start Raw data
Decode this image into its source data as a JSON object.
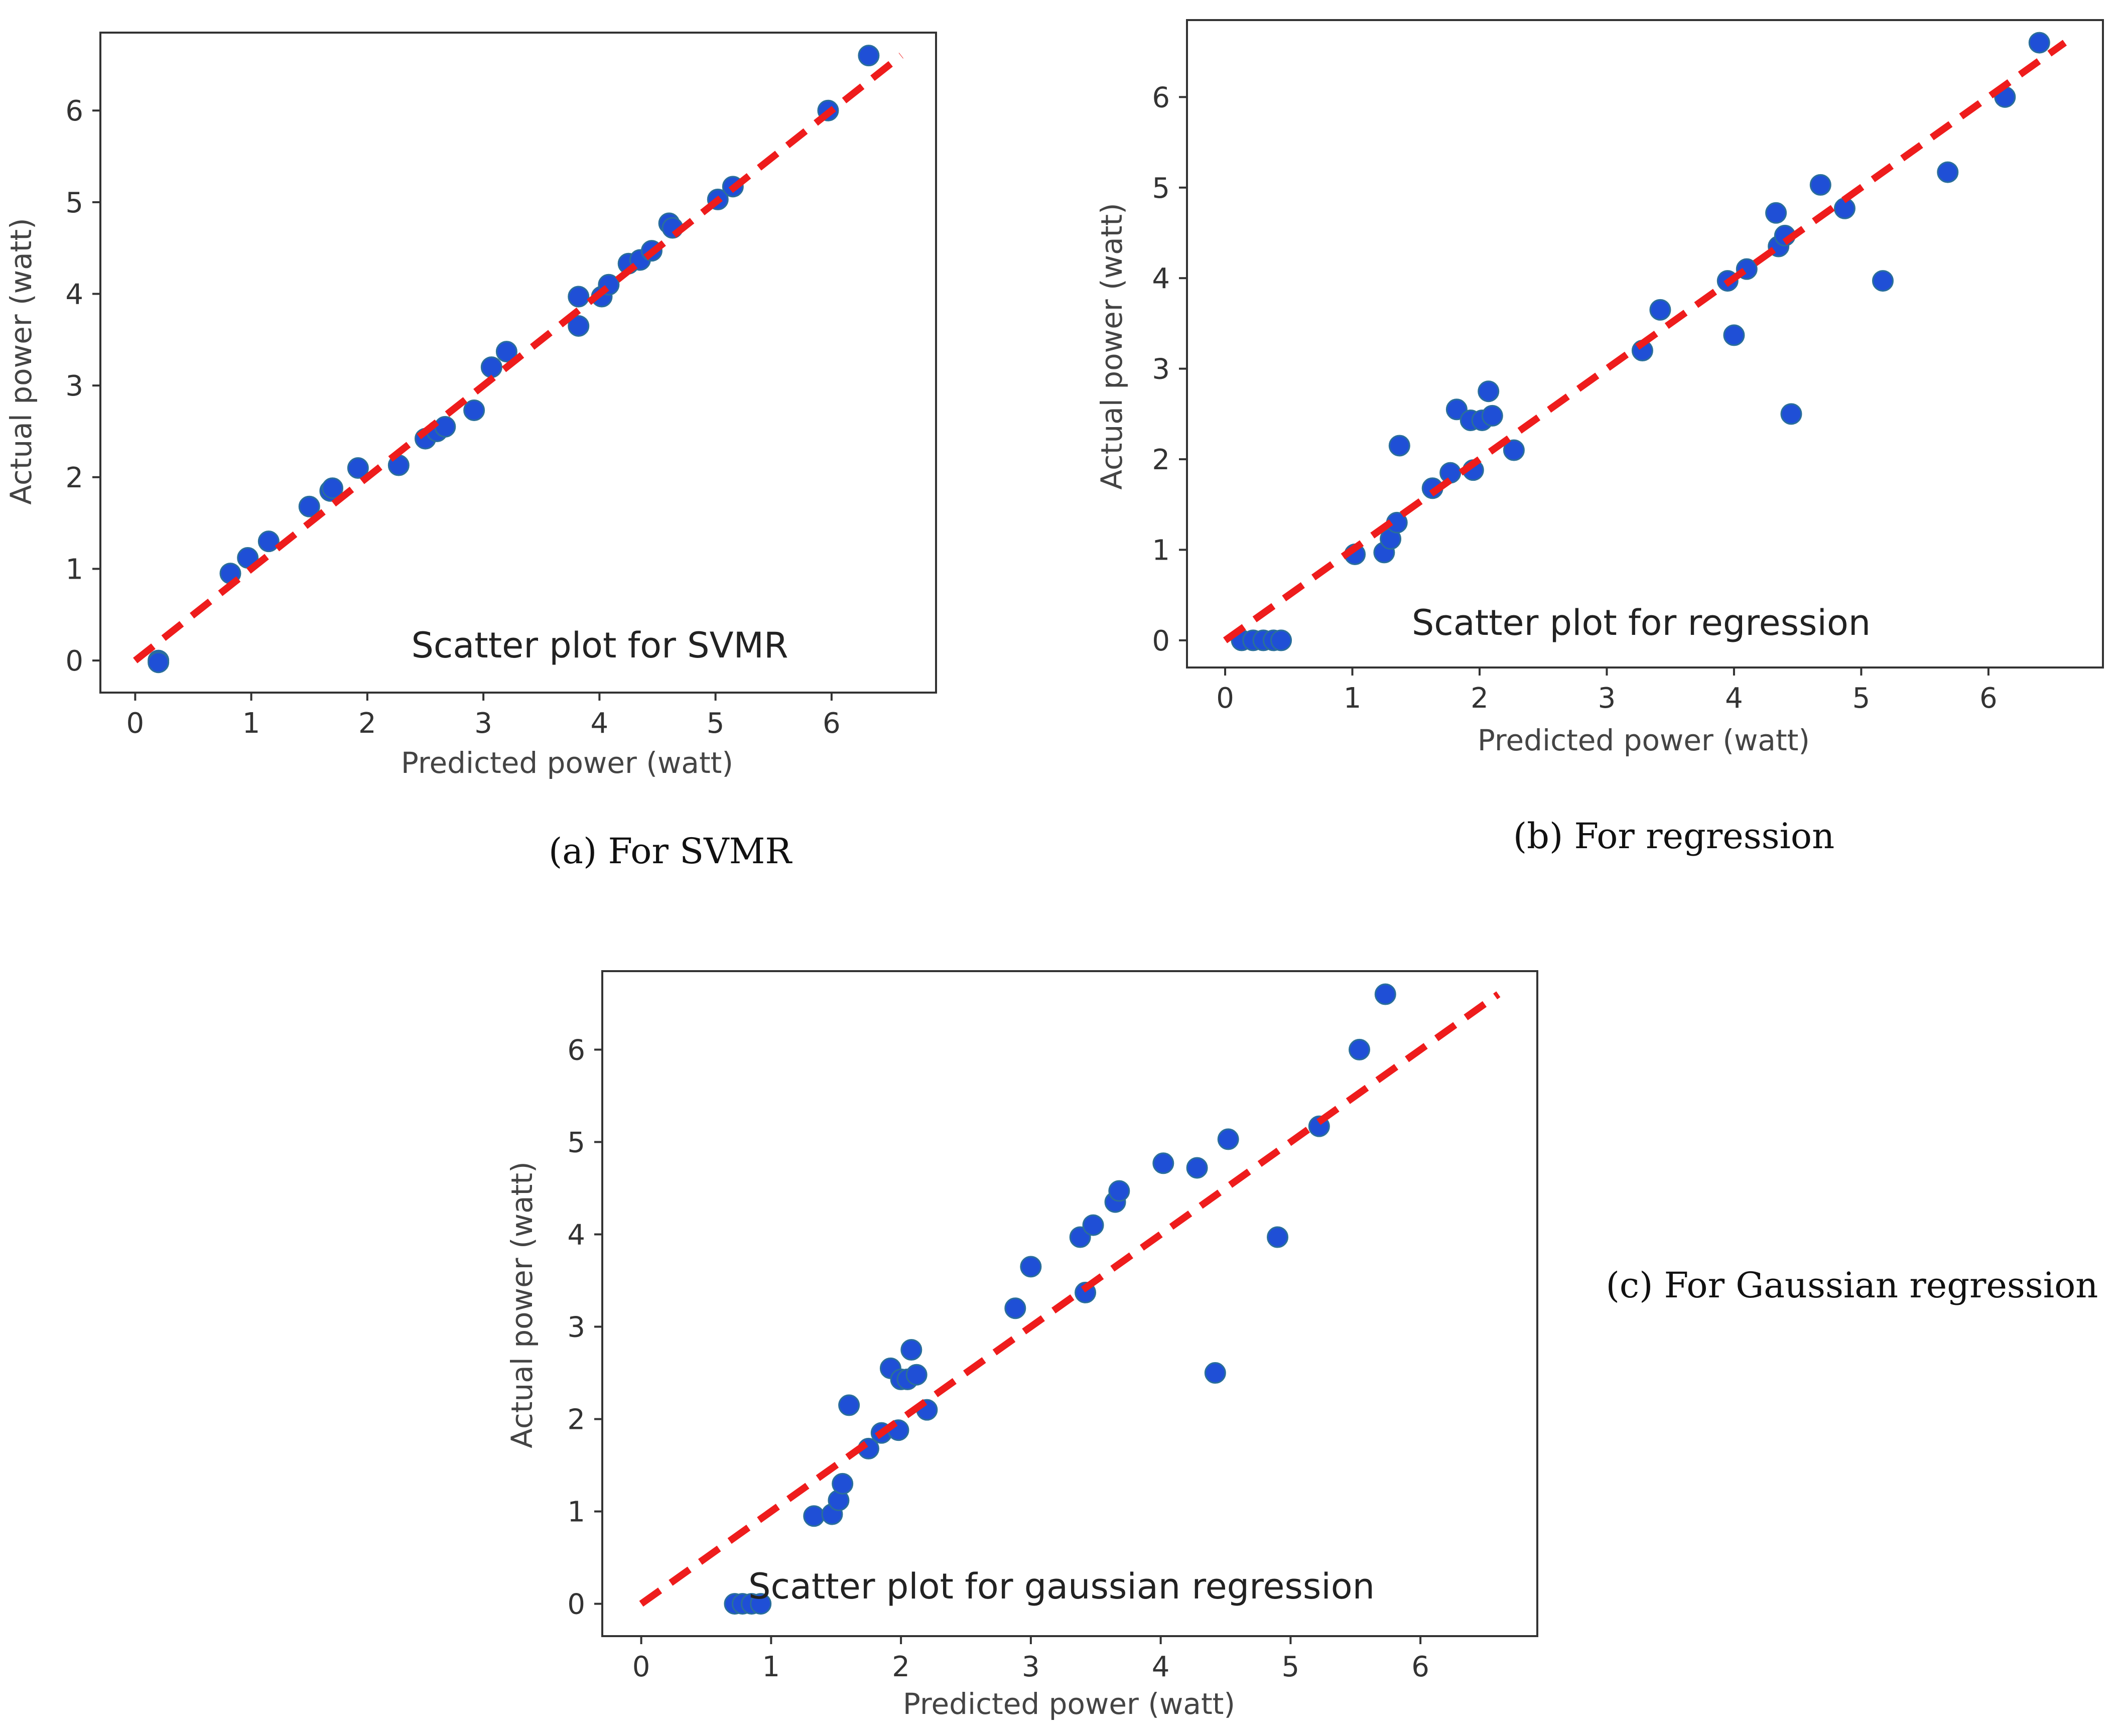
{
  "chart_data": [
    {
      "type": "scatter",
      "caption": "(a) For SVMR",
      "annotation": "Scatter plot for SVMR",
      "xlabel": "Predicted power (watt)",
      "ylabel": "Actual power (watt)",
      "xlim": [
        -0.3,
        6.9
      ],
      "ylim": [
        -0.35,
        6.85
      ],
      "xticks": [
        "0",
        "1",
        "2",
        "3",
        "4",
        "5",
        "6"
      ],
      "yticks": [
        "0",
        "1",
        "2",
        "3",
        "4",
        "5",
        "6"
      ],
      "point_color": "#1f4fd6",
      "line_color": "#ee1c1c",
      "reference_line": {
        "x": [
          0,
          6.6
        ],
        "y": [
          0,
          6.6
        ]
      },
      "x": [
        0.2,
        0.2,
        0.82,
        0.97,
        1.15,
        1.5,
        1.68,
        1.7,
        1.92,
        2.27,
        2.5,
        2.6,
        2.67,
        2.92,
        3.07,
        3.2,
        3.82,
        3.82,
        4.02,
        4.08,
        4.25,
        4.35,
        4.45,
        4.6,
        4.63,
        5.02,
        5.15,
        5.97,
        6.32
      ],
      "y": [
        0.0,
        -0.02,
        0.95,
        1.12,
        1.3,
        1.68,
        1.85,
        1.88,
        2.1,
        2.13,
        2.42,
        2.5,
        2.55,
        2.73,
        3.2,
        3.37,
        3.97,
        3.65,
        3.97,
        4.1,
        4.33,
        4.37,
        4.47,
        4.77,
        4.72,
        5.03,
        5.17,
        6.0,
        6.6
      ]
    },
    {
      "type": "scatter",
      "caption": "(b) For regression",
      "annotation": "Scatter plot for regression",
      "xlabel": "Predicted power (watt)",
      "ylabel": "Actual power (watt)",
      "xlim": [
        -0.3,
        6.9
      ],
      "ylim": [
        -0.3,
        6.85
      ],
      "xticks": [
        "0",
        "1",
        "2",
        "3",
        "4",
        "5",
        "6"
      ],
      "yticks": [
        "0",
        "1",
        "2",
        "3",
        "4",
        "5",
        "6"
      ],
      "point_color": "#1f4fd6",
      "line_color": "#ee1c1c",
      "reference_line": {
        "x": [
          0,
          6.6
        ],
        "y": [
          0,
          6.6
        ]
      },
      "x": [
        0.13,
        0.22,
        0.3,
        0.38,
        0.44,
        1.02,
        1.25,
        1.3,
        1.35,
        1.37,
        1.63,
        1.77,
        1.82,
        1.93,
        1.95,
        2.02,
        2.07,
        2.1,
        2.27,
        3.28,
        3.42,
        3.95,
        4.0,
        4.1,
        4.33,
        4.35,
        4.4,
        4.45,
        4.68,
        4.87,
        5.17,
        5.68,
        6.13,
        6.4
      ],
      "y": [
        0.0,
        0.0,
        0.0,
        0.0,
        0.0,
        0.95,
        0.97,
        1.12,
        1.3,
        2.15,
        1.68,
        1.85,
        2.55,
        2.43,
        1.88,
        2.43,
        2.75,
        2.48,
        2.1,
        3.2,
        3.65,
        3.97,
        3.37,
        4.1,
        4.72,
        4.35,
        4.47,
        2.5,
        5.03,
        4.77,
        3.97,
        5.17,
        6.0,
        6.6
      ]
    },
    {
      "type": "scatter",
      "caption": "(c) For Gaussian regression",
      "annotation": "Scatter plot for gaussian regression",
      "xlabel": "Predicted power (watt)",
      "ylabel": "Actual power (watt)",
      "xlim": [
        -0.3,
        6.9
      ],
      "ylim": [
        -0.35,
        6.85
      ],
      "xticks": [
        "0",
        "1",
        "2",
        "3",
        "4",
        "5",
        "6"
      ],
      "yticks": [
        "0",
        "1",
        "2",
        "3",
        "4",
        "5",
        "6"
      ],
      "point_color": "#1f4fd6",
      "line_color": "#ee1c1c",
      "reference_line": {
        "x": [
          0,
          6.6
        ],
        "y": [
          0,
          6.6
        ]
      },
      "x": [
        0.72,
        0.78,
        0.85,
        0.92,
        1.33,
        1.47,
        1.52,
        1.55,
        1.6,
        1.75,
        1.85,
        1.92,
        1.98,
        2.0,
        2.05,
        2.08,
        2.12,
        2.2,
        2.88,
        3.0,
        3.38,
        3.42,
        3.48,
        3.65,
        3.68,
        4.02,
        4.28,
        4.42,
        4.52,
        4.9,
        5.22,
        5.53,
        5.73
      ],
      "y": [
        0.0,
        0.0,
        0.0,
        0.0,
        0.95,
        0.97,
        1.12,
        1.3,
        2.15,
        1.68,
        1.85,
        2.55,
        1.88,
        2.43,
        2.43,
        2.75,
        2.48,
        2.1,
        3.2,
        3.65,
        3.97,
        3.37,
        4.1,
        4.35,
        4.47,
        4.77,
        4.72,
        2.5,
        5.03,
        3.97,
        5.17,
        6.0,
        6.6
      ]
    }
  ]
}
end Raw data
Instruction →
Within the entries above, work out how many lines contain the word "annotation". The number alone is the answer.

Exercise solution →
3